As used herein, the term “operational state variables” refers to measurable parameters that characterize the dynamic behavior and functional condition of an electric vehicle during operation. Specifically, the operational state variables serve as deterministic inputs for adaptive quantization and temporal filtering processes. Further, the variables are derived in real-time from multiple vehicle subsystems through sensor data acquisition and represent the current state of critical components and environmental conditions influencing battery usage. Furthermore, the operational state variables include instantaneous metrics such as, but not limited to, vehicle speed, acceleration, torque demand, motor current, battery state-of-charge (SoC), battery temperature, ambient temperature, regenerative braking status, and power output levels. Moreover, the parameters directly affect the electrical and thermal load on the battery system and are used to determine quantization parameters and filtering thresholds in the data processing routines. Additionally, the types of operational state variables include electrical variables (for instance, voltage, current, power), mechanical variables (for instance, speed, load, gear position), thermal variables (for instance, battery and ambient temperatures), and usage context variables (for instance, driving cycle classification, terrain gradient, and stop-start frequency). The system uses the variables to adaptively select quantization intervals and step sizes for retraining, ensuring that the extracted frequency-domain attributes accurately reflect current operating conditions of the vehicle and battery pack.

## SET PROBLEM
According to the given text, what do the operational state variables serve as in the adaptive quantization and temporal filtering processes? The records that follow the text were drawn from a separate source.

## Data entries
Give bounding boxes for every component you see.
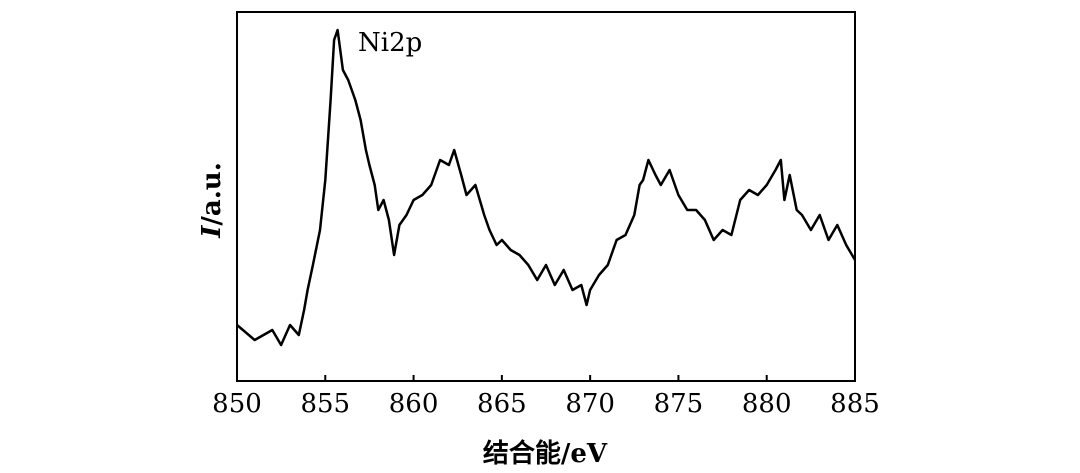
y-axis-label: I/a.u. bbox=[197, 162, 227, 239]
spectrum-line bbox=[236, 28, 857, 347]
x-tick-label: 885 bbox=[830, 389, 880, 419]
y-axis-label-rest: /a.u. bbox=[197, 162, 227, 225]
x-tick-label: 855 bbox=[300, 389, 350, 419]
x-axis-label: 结合能/eV bbox=[483, 438, 608, 469]
x-tick-label: 865 bbox=[477, 389, 527, 419]
plot-frame bbox=[236, 11, 856, 382]
x-tick-label: 880 bbox=[742, 389, 792, 419]
annotation: Ni2p bbox=[358, 28, 422, 58]
x-tick-label: 875 bbox=[654, 389, 704, 419]
x-tick-label: 870 bbox=[565, 389, 615, 419]
y-axis-label-italic: I bbox=[197, 225, 227, 239]
x-tick-label: 850 bbox=[212, 389, 262, 419]
x-tick-label: 860 bbox=[389, 389, 439, 419]
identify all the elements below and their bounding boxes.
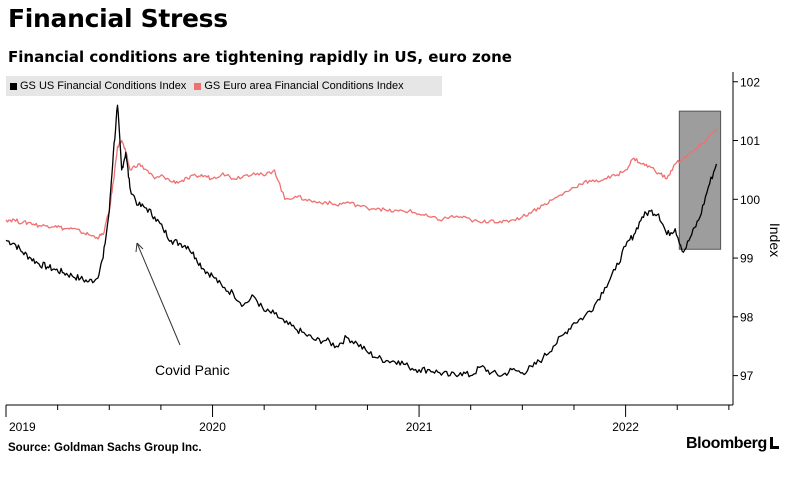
x-tick-label: 2022 (612, 420, 639, 434)
y-tick-label: 100 (740, 193, 760, 207)
shaded-region (678, 110, 722, 250)
series-line-euro (5, 128, 718, 240)
logo-mark-icon (769, 437, 779, 449)
chart-title: Financial Stress (8, 4, 228, 33)
y-tick-label: 98 (740, 310, 754, 324)
source-note: Source: Goldman Sachs Group Inc. (8, 442, 202, 454)
legend-label-euro: GS Euro area Financial Conditions Index (204, 80, 404, 92)
legend: GS US Financial Conditions Index GS Euro… (6, 76, 442, 96)
series-line-us (5, 104, 718, 378)
annotation-arrow-line (136, 242, 181, 346)
y-tick-label: 99 (740, 252, 754, 266)
bloomberg-logo: Bloomberg (686, 435, 779, 453)
legend-swatch-euro (194, 82, 202, 90)
y-tick-label: 101 (740, 134, 760, 148)
legend-swatch-us (10, 82, 17, 90)
y-tick-label: 97 (740, 369, 754, 383)
legend-item-euro: GS Euro area Financial Conditions Index (194, 80, 404, 92)
x-tick-label: 2019 (9, 420, 36, 434)
annotation-label: Covid Panic (155, 362, 230, 378)
legend-label-us: GS US Financial Conditions Index (20, 80, 187, 92)
x-tick-label: 2021 (406, 420, 433, 434)
annotation-arrow-head (135, 242, 144, 253)
x-tick-label: 2020 (199, 420, 226, 434)
chart-subtitle: Financial conditions are tightening rapi… (8, 48, 512, 66)
y-tick-label: 102 (740, 75, 760, 89)
legend-item-us: GS US Financial Conditions Index (10, 80, 186, 92)
brand-name: Bloomberg (686, 435, 767, 452)
y-axis-title: Index (767, 223, 783, 257)
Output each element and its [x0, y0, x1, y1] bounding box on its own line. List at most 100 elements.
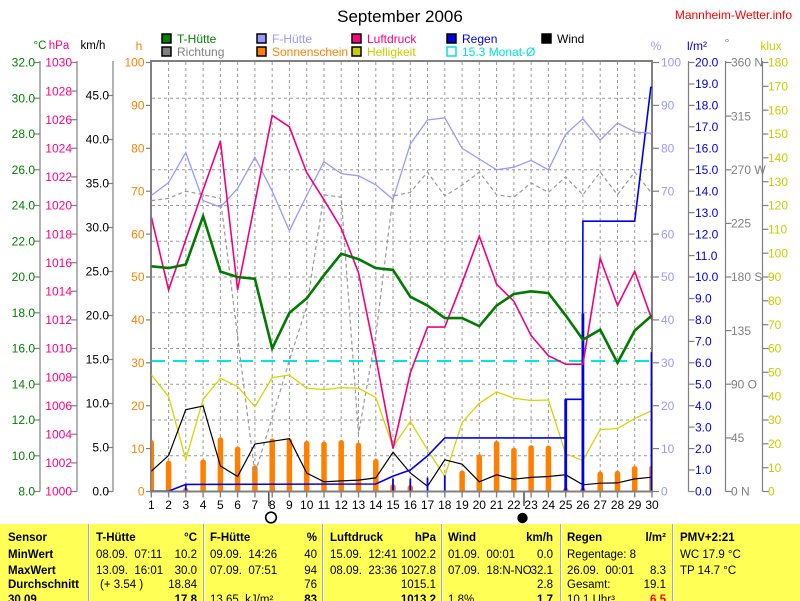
svg-text:Sonnenschein: Sonnenschein [272, 45, 348, 59]
svg-text:15.3 Monat-Ø: 15.3 Monat-Ø [462, 45, 535, 59]
svg-text:F-Hütte: F-Hütte [272, 32, 312, 46]
svg-text:1018: 1018 [45, 227, 72, 241]
svg-text:hPa: hPa [49, 40, 70, 52]
svg-text:35.0: 35.0 [86, 177, 110, 191]
svg-text:80: 80 [131, 142, 145, 156]
svg-text:September 2006: September 2006 [337, 7, 463, 26]
svg-text:14: 14 [369, 498, 383, 512]
svg-text:9.0: 9.0 [695, 292, 712, 306]
svg-text:20: 20 [131, 399, 145, 413]
svg-text:l/m²: l/m² [687, 39, 707, 53]
svg-text:7.0: 7.0 [695, 335, 712, 349]
svg-text:110: 110 [768, 223, 787, 237]
svg-text:km/h: km/h [81, 40, 106, 52]
svg-text:135: 135 [731, 324, 751, 338]
svg-text:4: 4 [200, 498, 207, 512]
svg-text:1028: 1028 [45, 84, 72, 98]
svg-text:90 O: 90 O [731, 377, 757, 391]
svg-text:22.0: 22.0 [12, 234, 36, 248]
svg-text:%: % [651, 39, 662, 53]
svg-text:15.0: 15.0 [695, 163, 719, 177]
svg-text:5.0: 5.0 [92, 441, 109, 455]
svg-text:140: 140 [768, 151, 788, 165]
svg-text:22: 22 [507, 498, 521, 512]
svg-text:17: 17 [421, 498, 435, 512]
svg-text:30: 30 [661, 356, 675, 370]
svg-text:8: 8 [269, 498, 276, 512]
svg-text:4.0: 4.0 [695, 399, 712, 413]
svg-text:90: 90 [661, 99, 675, 113]
svg-text:23: 23 [524, 498, 538, 512]
svg-text:30.0: 30.0 [12, 92, 36, 106]
svg-text:1030: 1030 [45, 56, 72, 70]
svg-text:8.0: 8.0 [18, 485, 35, 499]
svg-text:20: 20 [661, 399, 675, 413]
svg-text:150: 150 [768, 127, 788, 141]
svg-text:11.0: 11.0 [695, 249, 718, 263]
svg-text:16.0: 16.0 [12, 342, 36, 356]
svg-text:3: 3 [182, 498, 189, 512]
svg-text:25.0: 25.0 [86, 265, 110, 279]
svg-text:5.0: 5.0 [695, 377, 712, 391]
svg-text:20: 20 [768, 437, 782, 451]
svg-text:25: 25 [559, 498, 573, 512]
svg-text:19.0: 19.0 [695, 77, 719, 91]
svg-text:18.0: 18.0 [695, 99, 719, 113]
svg-text:18.0: 18.0 [12, 306, 36, 320]
svg-text:2.0: 2.0 [695, 442, 712, 456]
svg-text:1022: 1022 [45, 170, 72, 184]
svg-text:40: 40 [768, 389, 782, 403]
svg-text:225: 225 [731, 217, 751, 231]
svg-text:10: 10 [300, 498, 314, 512]
svg-text:360 N: 360 N [731, 56, 763, 70]
svg-text:60: 60 [131, 227, 145, 241]
svg-text:0 N: 0 N [731, 485, 750, 499]
svg-text:11: 11 [318, 498, 331, 512]
svg-text:1008: 1008 [45, 370, 72, 384]
svg-text:1006: 1006 [45, 399, 72, 413]
svg-text:40: 40 [131, 313, 145, 327]
svg-text:1004: 1004 [45, 428, 72, 442]
svg-text:10.0: 10.0 [695, 270, 719, 284]
svg-text:1010: 1010 [45, 342, 72, 356]
svg-text:50: 50 [768, 366, 782, 380]
svg-text:24.0: 24.0 [12, 199, 36, 213]
svg-text:Regen: Regen [462, 32, 497, 46]
svg-text:120: 120 [768, 199, 788, 213]
svg-text:15.0: 15.0 [86, 353, 110, 367]
svg-text:60: 60 [768, 342, 782, 356]
svg-text:30.0: 30.0 [86, 221, 110, 235]
svg-text:1000: 1000 [45, 485, 72, 499]
svg-text:60: 60 [661, 227, 675, 241]
svg-text:1026: 1026 [45, 113, 72, 127]
svg-text:80: 80 [661, 142, 675, 156]
svg-text:0: 0 [138, 485, 145, 499]
svg-text:6: 6 [234, 498, 241, 512]
svg-text:70: 70 [131, 184, 145, 198]
svg-text:100: 100 [661, 56, 681, 70]
svg-text:45.0: 45.0 [86, 89, 110, 103]
svg-text:14.0: 14.0 [12, 377, 36, 391]
svg-text:26.0: 26.0 [12, 163, 36, 177]
svg-text:1020: 1020 [45, 199, 72, 213]
svg-text:160: 160 [768, 103, 788, 117]
svg-text:32.0: 32.0 [12, 56, 36, 70]
svg-text:40: 40 [661, 313, 675, 327]
svg-text:50: 50 [131, 270, 145, 284]
svg-text:170: 170 [768, 80, 788, 94]
svg-text:100: 100 [124, 56, 144, 70]
svg-text:Richtung: Richtung [177, 45, 224, 59]
svg-text:1024: 1024 [45, 142, 72, 156]
svg-text:21: 21 [490, 498, 504, 512]
svg-text:19: 19 [455, 498, 469, 512]
svg-text:1: 1 [148, 498, 155, 512]
svg-text:1012: 1012 [45, 313, 72, 327]
svg-text:1002: 1002 [45, 456, 72, 470]
svg-text:15: 15 [386, 498, 400, 512]
svg-text:24: 24 [542, 498, 556, 512]
svg-text:17.0: 17.0 [695, 120, 719, 134]
svg-text:20.0: 20.0 [86, 309, 110, 323]
svg-text:2: 2 [165, 498, 172, 512]
svg-text:10: 10 [661, 442, 675, 456]
svg-text:28: 28 [611, 498, 625, 512]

## RESPONSE TO THIS TASK
They serve as deterministic inputs for those processes.